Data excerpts
________________________

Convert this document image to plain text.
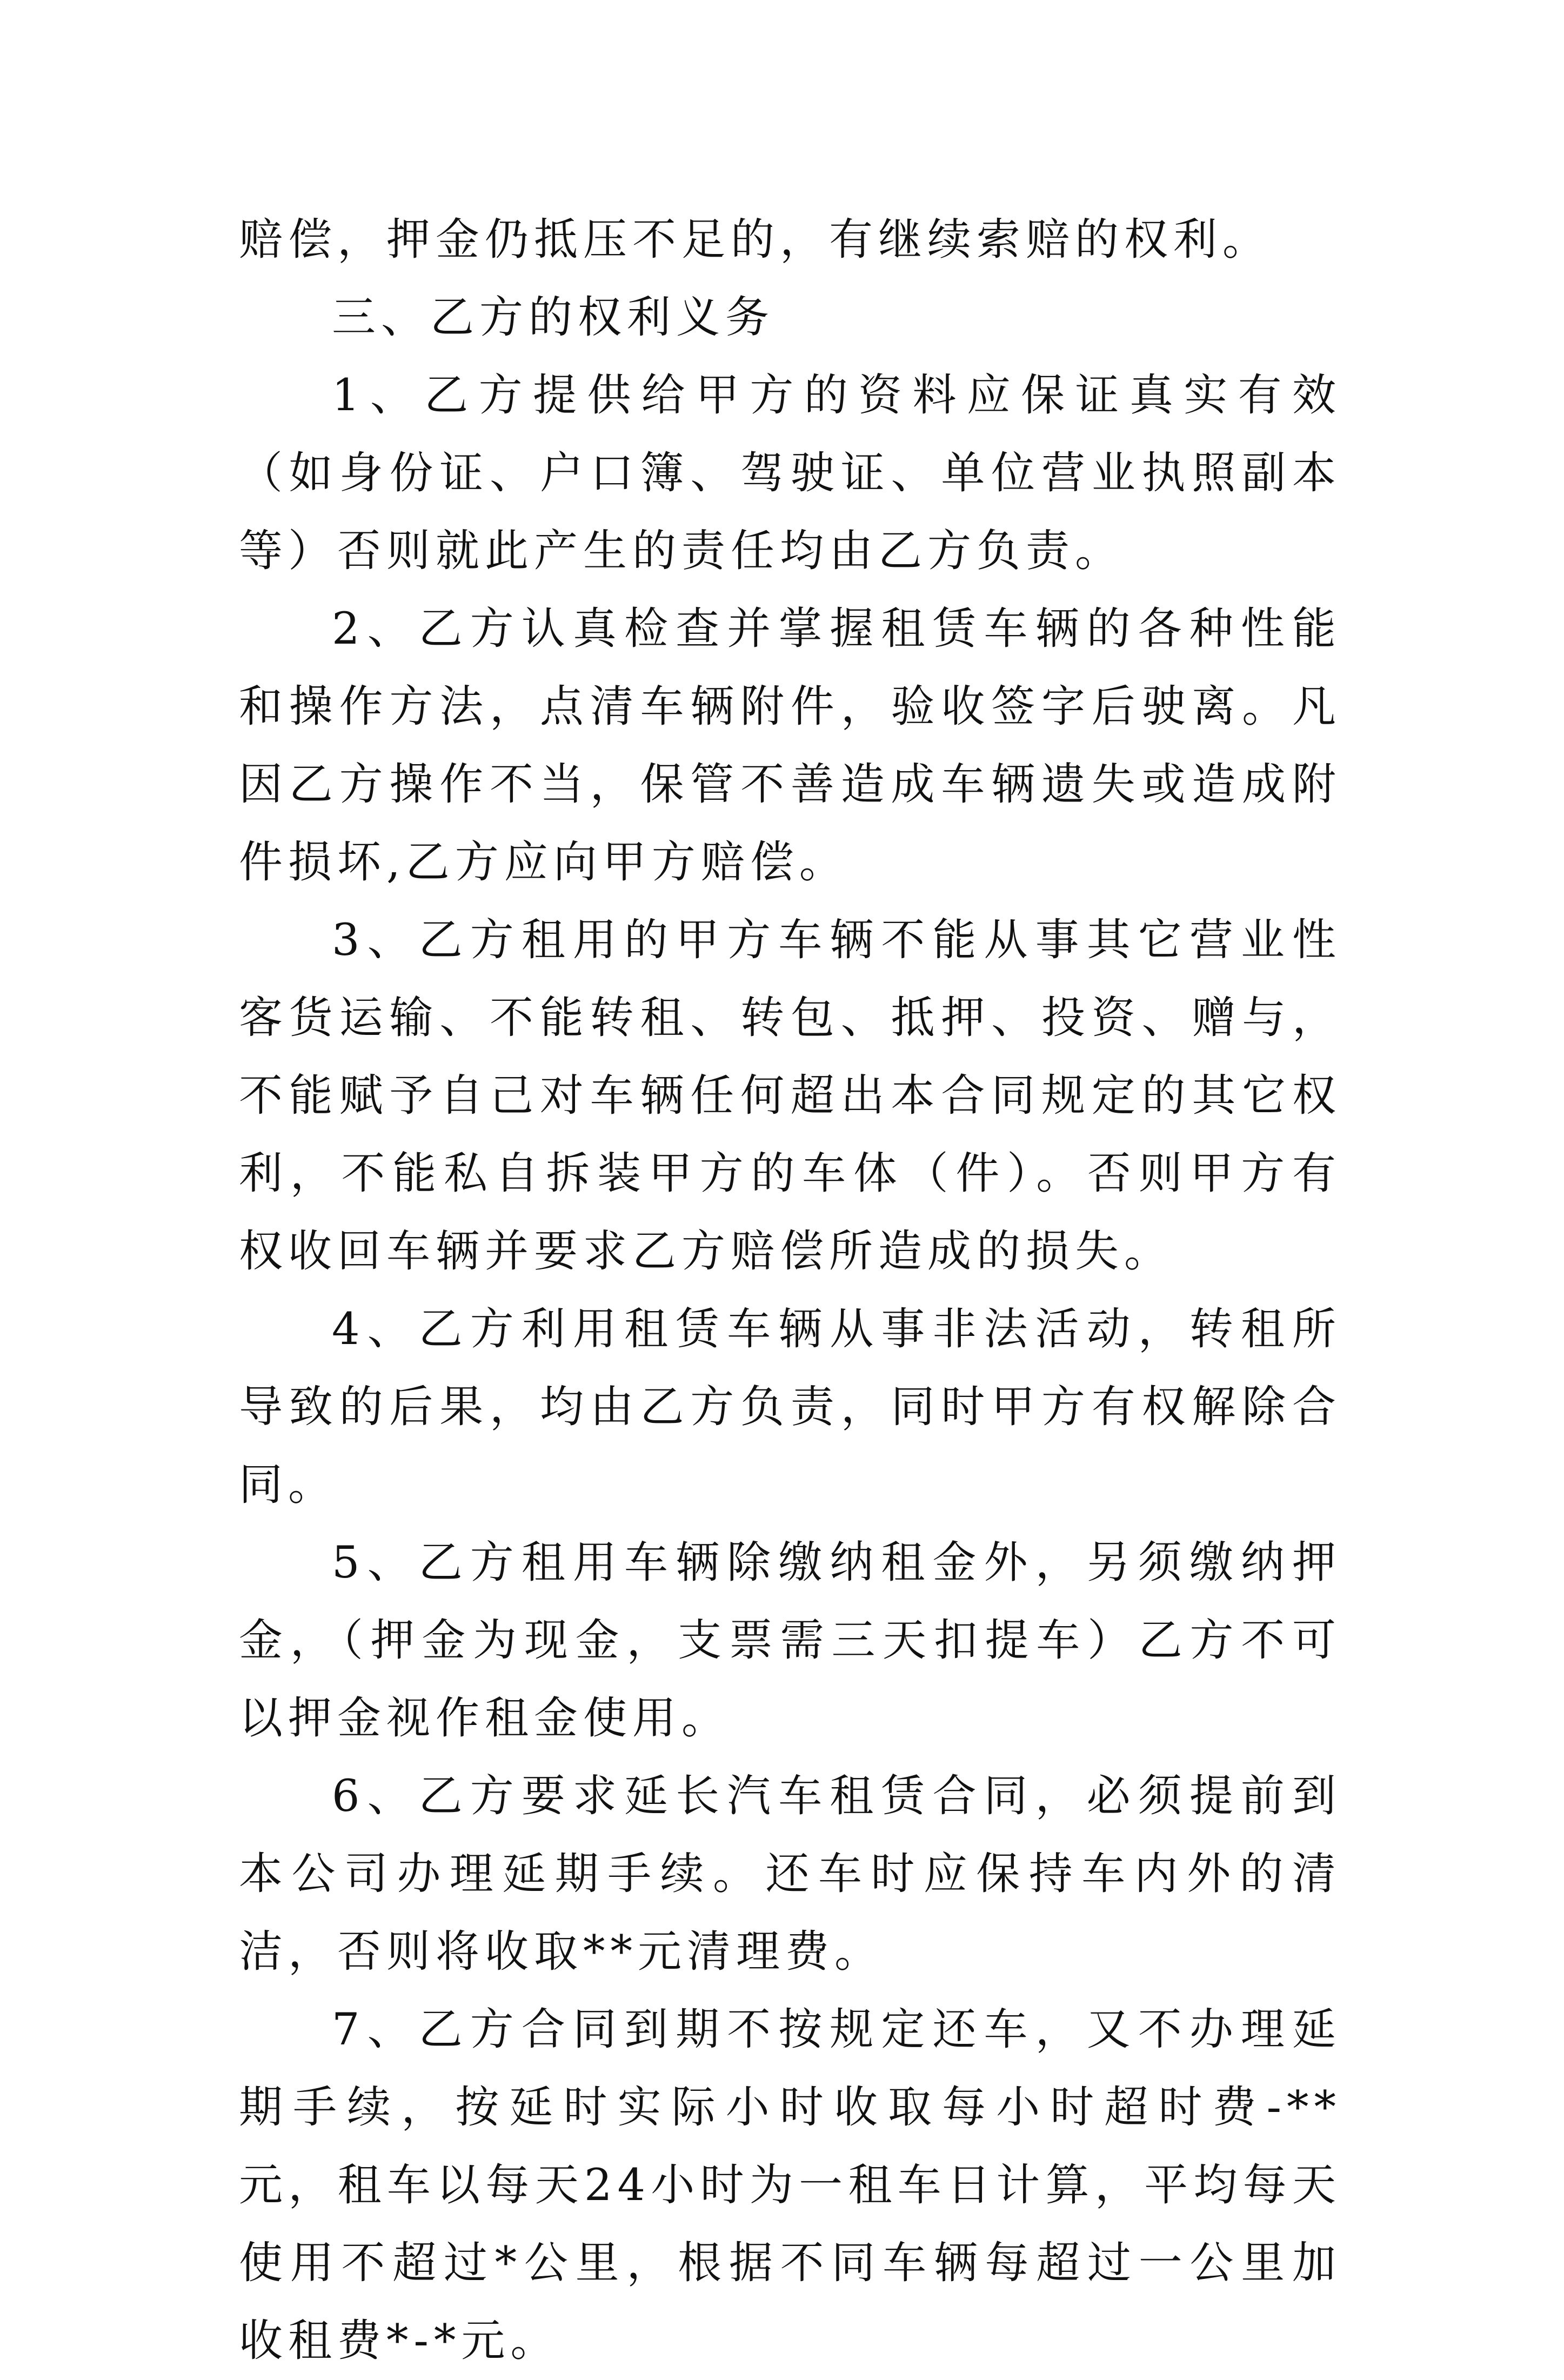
赔偿，押金仍抵压不足的，有继续索赔的权利。

三、乙方的权利义务

1、乙方提供给甲方的资料应保证真实有效（如身份证、户口簿、驾驶证、单位营业执照副本等）否则就此产生的责任均由乙方负责。

2、乙方认真检查并掌握租赁车辆的各种性能和操作方法，点清车辆附件，验收签字后驶离。凡因乙方操作不当，保管不善造成车辆遗失或造成附件损坏,乙方应向甲方赔偿。

3、乙方租用的甲方车辆不能从事其它营业性客货运输、不能转租、转包、抵押、投资、赠与，不能赋予自己对车辆任何超出本合同规定的其它权利，不能私自拆装甲方的车体（件）。否则甲方有权收回车辆并要求乙方赔偿所造成的损失。

4、乙方利用租赁车辆从事非法活动，转租所导致的后果，均由乙方负责，同时甲方有权解除合同。

5、乙方租用车辆除缴纳租金外，另须缴纳押金，（押金为现金，支票需三天扣提车）乙方不可以押金视作租金使用。

6、乙方要求延长汽车租赁合同，必须提前到本公司办理延期手续。还车时应保持车内外的清洁，否则将收取**元清理费。

7、乙方合同到期不按规定还车，又不办理延期手续，按延时实际小时收取每小时超时费-**元，租车以每天24小时为一租车日计算，平均每天使用不超过*公里，根据不同车辆每超过一公里加收租费*-*元。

________________________

** Brief **
Quote the material exactly. Pictures stay out.

** Full solution **
Convert this document image to plain text.
赔偿，押金仍抵压不足的，有继续索赔的权利。

三、乙方的权利义务

1、乙方提供给甲方的资料应保证真实有效（如身份证、户口簿、驾驶证、单位营业执照副本等）否则就此产生的责任均由乙方负责。

2、乙方认真检查并掌握租赁车辆的各种性能和操作方法，点清车辆附件，验收签字后驶离。凡因乙方操作不当，保管不善造成车辆遗失或造成附件损坏,乙方应向甲方赔偿。

3、乙方租用的甲方车辆不能从事其它营业性客货运输、不能转租、转包、抵押、投资、赠与，不能赋予自己对车辆任何超出本合同规定的其它权利，不能私自拆装甲方的车体（件）。否则甲方有权收回车辆并要求乙方赔偿所造成的损失。

4、乙方利用租赁车辆从事非法活动，转租所导致的后果，均由乙方负责，同时甲方有权解除合同。

5、乙方租用车辆除缴纳租金外，另须缴纳押金，（押金为现金，支票需三天扣提车）乙方不可以押金视作租金使用。

6、乙方要求延长汽车租赁合同，必须提前到本公司办理延期手续。还车时应保持车内外的清洁，否则将收取**元清理费。

7、乙方合同到期不按规定还车，又不办理延期手续，按延时实际小时收取每小时超时费-**元，租车以每天24小时为一租车日计算，平均每天使用不超过*公里，根据不同车辆每超过一公里加收租费*-*元。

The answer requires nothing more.